YOUR OBJECTIVE> Retype each record shown below, leaving every character as it is.

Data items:
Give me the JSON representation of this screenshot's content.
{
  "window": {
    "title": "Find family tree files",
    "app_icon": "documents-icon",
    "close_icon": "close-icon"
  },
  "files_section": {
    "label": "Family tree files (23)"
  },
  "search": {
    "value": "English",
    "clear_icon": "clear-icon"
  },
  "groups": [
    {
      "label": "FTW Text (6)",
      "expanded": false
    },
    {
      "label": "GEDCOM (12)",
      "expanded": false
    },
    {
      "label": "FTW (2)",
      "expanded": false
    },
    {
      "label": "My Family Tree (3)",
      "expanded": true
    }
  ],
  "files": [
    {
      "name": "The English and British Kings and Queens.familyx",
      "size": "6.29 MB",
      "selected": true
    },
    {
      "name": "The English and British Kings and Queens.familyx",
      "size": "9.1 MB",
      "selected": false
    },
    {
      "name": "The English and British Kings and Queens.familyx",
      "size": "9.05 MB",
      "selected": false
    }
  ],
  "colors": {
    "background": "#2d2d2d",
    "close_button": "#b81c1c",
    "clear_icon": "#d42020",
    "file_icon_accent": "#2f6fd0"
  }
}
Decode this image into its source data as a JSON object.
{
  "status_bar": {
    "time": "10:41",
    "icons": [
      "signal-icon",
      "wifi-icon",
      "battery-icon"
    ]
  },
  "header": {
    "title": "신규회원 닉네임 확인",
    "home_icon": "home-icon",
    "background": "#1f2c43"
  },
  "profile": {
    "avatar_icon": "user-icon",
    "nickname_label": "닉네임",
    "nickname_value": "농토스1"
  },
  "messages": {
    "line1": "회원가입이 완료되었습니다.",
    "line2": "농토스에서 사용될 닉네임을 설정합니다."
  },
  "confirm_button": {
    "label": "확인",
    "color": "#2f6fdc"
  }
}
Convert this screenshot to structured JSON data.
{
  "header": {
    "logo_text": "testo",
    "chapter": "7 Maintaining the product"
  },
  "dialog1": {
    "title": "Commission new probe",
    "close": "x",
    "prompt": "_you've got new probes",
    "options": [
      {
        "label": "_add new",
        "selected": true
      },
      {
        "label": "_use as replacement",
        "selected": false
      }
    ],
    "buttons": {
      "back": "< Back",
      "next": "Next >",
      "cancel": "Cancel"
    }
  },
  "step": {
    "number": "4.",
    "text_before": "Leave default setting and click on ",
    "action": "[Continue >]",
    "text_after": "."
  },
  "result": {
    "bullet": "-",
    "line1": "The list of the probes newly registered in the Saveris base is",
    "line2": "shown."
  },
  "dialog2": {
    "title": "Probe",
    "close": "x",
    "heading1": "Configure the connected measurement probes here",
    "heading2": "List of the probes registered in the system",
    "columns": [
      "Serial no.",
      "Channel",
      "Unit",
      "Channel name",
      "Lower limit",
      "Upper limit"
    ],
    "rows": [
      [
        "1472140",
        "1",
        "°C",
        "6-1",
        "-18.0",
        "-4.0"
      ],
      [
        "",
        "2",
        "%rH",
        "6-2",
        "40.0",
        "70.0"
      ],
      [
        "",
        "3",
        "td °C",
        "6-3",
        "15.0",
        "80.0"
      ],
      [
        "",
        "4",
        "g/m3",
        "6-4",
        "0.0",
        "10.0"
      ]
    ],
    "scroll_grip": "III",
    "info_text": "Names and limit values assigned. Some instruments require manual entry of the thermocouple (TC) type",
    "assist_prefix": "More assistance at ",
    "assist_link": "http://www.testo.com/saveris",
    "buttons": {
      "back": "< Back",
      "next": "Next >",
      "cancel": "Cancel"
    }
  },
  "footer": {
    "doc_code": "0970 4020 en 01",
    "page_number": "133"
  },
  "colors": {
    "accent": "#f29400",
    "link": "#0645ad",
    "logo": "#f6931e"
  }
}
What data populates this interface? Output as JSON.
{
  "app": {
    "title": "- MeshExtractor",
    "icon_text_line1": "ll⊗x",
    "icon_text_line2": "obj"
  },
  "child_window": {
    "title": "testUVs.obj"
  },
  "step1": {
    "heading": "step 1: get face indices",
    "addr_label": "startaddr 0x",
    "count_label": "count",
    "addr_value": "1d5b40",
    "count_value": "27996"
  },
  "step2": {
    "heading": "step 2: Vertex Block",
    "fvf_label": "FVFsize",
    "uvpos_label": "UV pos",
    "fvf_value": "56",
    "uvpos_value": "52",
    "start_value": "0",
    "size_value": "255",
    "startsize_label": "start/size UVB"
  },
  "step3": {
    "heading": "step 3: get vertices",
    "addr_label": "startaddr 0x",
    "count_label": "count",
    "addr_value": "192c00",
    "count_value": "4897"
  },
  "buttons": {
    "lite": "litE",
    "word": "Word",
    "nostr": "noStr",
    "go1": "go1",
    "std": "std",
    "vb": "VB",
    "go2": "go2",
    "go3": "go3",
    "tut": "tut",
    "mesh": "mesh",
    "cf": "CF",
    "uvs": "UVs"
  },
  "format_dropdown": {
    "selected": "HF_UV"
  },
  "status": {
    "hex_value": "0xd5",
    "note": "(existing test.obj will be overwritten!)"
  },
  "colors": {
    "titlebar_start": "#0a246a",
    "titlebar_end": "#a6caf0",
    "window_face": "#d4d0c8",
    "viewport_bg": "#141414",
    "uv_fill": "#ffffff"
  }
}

TASK OUTPUT>
Give me the JSON representation of this screenshot's content.
{
  "window": {
    "title": "Find family tree files",
    "app_icon": "documents-icon",
    "close_icon": "close-icon"
  },
  "files_section": {
    "label": "Family tree files (23)"
  },
  "search": {
    "value": "English",
    "clear_icon": "clear-icon"
  },
  "groups": [
    {
      "label": "FTW Text (6)",
      "expanded": false
    },
    {
      "label": "GEDCOM (12)",
      "expanded": false
    },
    {
      "label": "FTW (2)",
      "expanded": false
    },
    {
      "label": "My Family Tree (3)",
      "expanded": true
    }
  ],
  "files": [
    {
      "name": "The English and British Kings and Queens.familyx",
      "size": "6.29 MB",
      "selected": true
    },
    {
      "name": "The English and British Kings and Queens.familyx",
      "size": "9.1 MB",
      "selected": false
    },
    {
      "name": "The English and British Kings and Queens.familyx",
      "size": "9.05 MB",
      "selected": false
    }
  ],
  "colors": {
    "background": "#2d2d2d",
    "close_button": "#b81c1c",
    "clear_icon": "#d42020",
    "file_icon_accent": "#2f6fd0"
  }
}
Decode this image into its source data as a JSON object.
{
  "status_bar": {
    "time": "10:41",
    "icons": [
      "signal-icon",
      "wifi-icon",
      "battery-icon"
    ]
  },
  "header": {
    "title": "신규회원 닉네임 확인",
    "home_icon": "home-icon",
    "background": "#1f2c43"
  },
  "profile": {
    "avatar_icon": "user-icon",
    "nickname_label": "닉네임",
    "nickname_value": "농토스1"
  },
  "messages": {
    "line1": "회원가입이 완료되었습니다.",
    "line2": "농토스에서 사용될 닉네임을 설정합니다."
  },
  "confirm_button": {
    "label": "확인",
    "color": "#2f6fdc"
  }
}
Convert this screenshot to structured JSON data.
{
  "header": {
    "logo_text": "testo",
    "chapter": "7 Maintaining the product"
  },
  "dialog1": {
    "title": "Commission new probe",
    "close": "x",
    "prompt": "_you've got new probes",
    "options": [
      {
        "label": "_add new",
        "selected": true
      },
      {
        "label": "_use as replacement",
        "selected": false
      }
    ],
    "buttons": {
      "back": "< Back",
      "next": "Next >",
      "cancel": "Cancel"
    }
  },
  "step": {
    "number": "4.",
    "text_before": "Leave default setting and click on ",
    "action": "[Continue >]",
    "text_after": "."
  },
  "result": {
    "bullet": "-",
    "line1": "The list of the probes newly registered in the Saveris base is",
    "line2": "shown."
  },
  "dialog2": {
    "title": "Probe",
    "close": "x",
    "heading1": "Configure the connected measurement probes here",
    "heading2": "List of the probes registered in the system",
    "columns": [
      "Serial no.",
      "Channel",
      "Unit",
      "Channel name",
      "Lower limit",
      "Upper limit"
    ],
    "rows": [
      [
        "1472140",
        "1",
        "°C",
        "6-1",
        "-18.0",
        "-4.0"
      ],
      [
        "",
        "2",
        "%rH",
        "6-2",
        "40.0",
        "70.0"
      ],
      [
        "",
        "3",
        "td °C",
        "6-3",
        "15.0",
        "80.0"
      ],
      [
        "",
        "4",
        "g/m3",
        "6-4",
        "0.0",
        "10.0"
      ]
    ],
    "scroll_grip": "III",
    "info_text": "Names and limit values assigned. Some instruments require manual entry of the thermocouple (TC) type",
    "assist_prefix": "More assistance at ",
    "assist_link": "http://www.testo.com/saveris",
    "buttons": {
      "back": "< Back",
      "next": "Next >",
      "cancel": "Cancel"
    }
  },
  "footer": {
    "doc_code": "0970 4020 en 01",
    "page_number": "133"
  },
  "colors": {
    "accent": "#f29400",
    "link": "#0645ad",
    "logo": "#f6931e"
  }
}
What data populates this interface? Output as JSON.
{
  "app": {
    "title": "- MeshExtractor",
    "icon_text_line1": "ll⊗x",
    "icon_text_line2": "obj"
  },
  "child_window": {
    "title": "testUVs.obj"
  },
  "step1": {
    "heading": "step 1: get face indices",
    "addr_label": "startaddr 0x",
    "count_label": "count",
    "addr_value": "1d5b40",
    "count_value": "27996"
  },
  "step2": {
    "heading": "step 2: Vertex Block",
    "fvf_label": "FVFsize",
    "uvpos_label": "UV pos",
    "fvf_value": "56",
    "uvpos_value": "52",
    "start_value": "0",
    "size_value": "255",
    "startsize_label": "start/size UVB"
  },
  "step3": {
    "heading": "step 3: get vertices",
    "addr_label": "startaddr 0x",
    "count_label": "count",
    "addr_value": "192c00",
    "count_value": "4897"
  },
  "buttons": {
    "lite": "litE",
    "word": "Word",
    "nostr": "noStr",
    "go1": "go1",
    "std": "std",
    "vb": "VB",
    "go2": "go2",
    "go3": "go3",
    "tut": "tut",
    "mesh": "mesh",
    "cf": "CF",
    "uvs": "UVs"
  },
  "format_dropdown": {
    "selected": "HF_UV"
  },
  "status": {
    "hex_value": "0xd5",
    "note": "(existing test.obj will be overwritten!)"
  },
  "colors": {
    "titlebar_start": "#0a246a",
    "titlebar_end": "#a6caf0",
    "window_face": "#d4d0c8",
    "viewport_bg": "#141414",
    "uv_fill": "#ffffff"
  }
}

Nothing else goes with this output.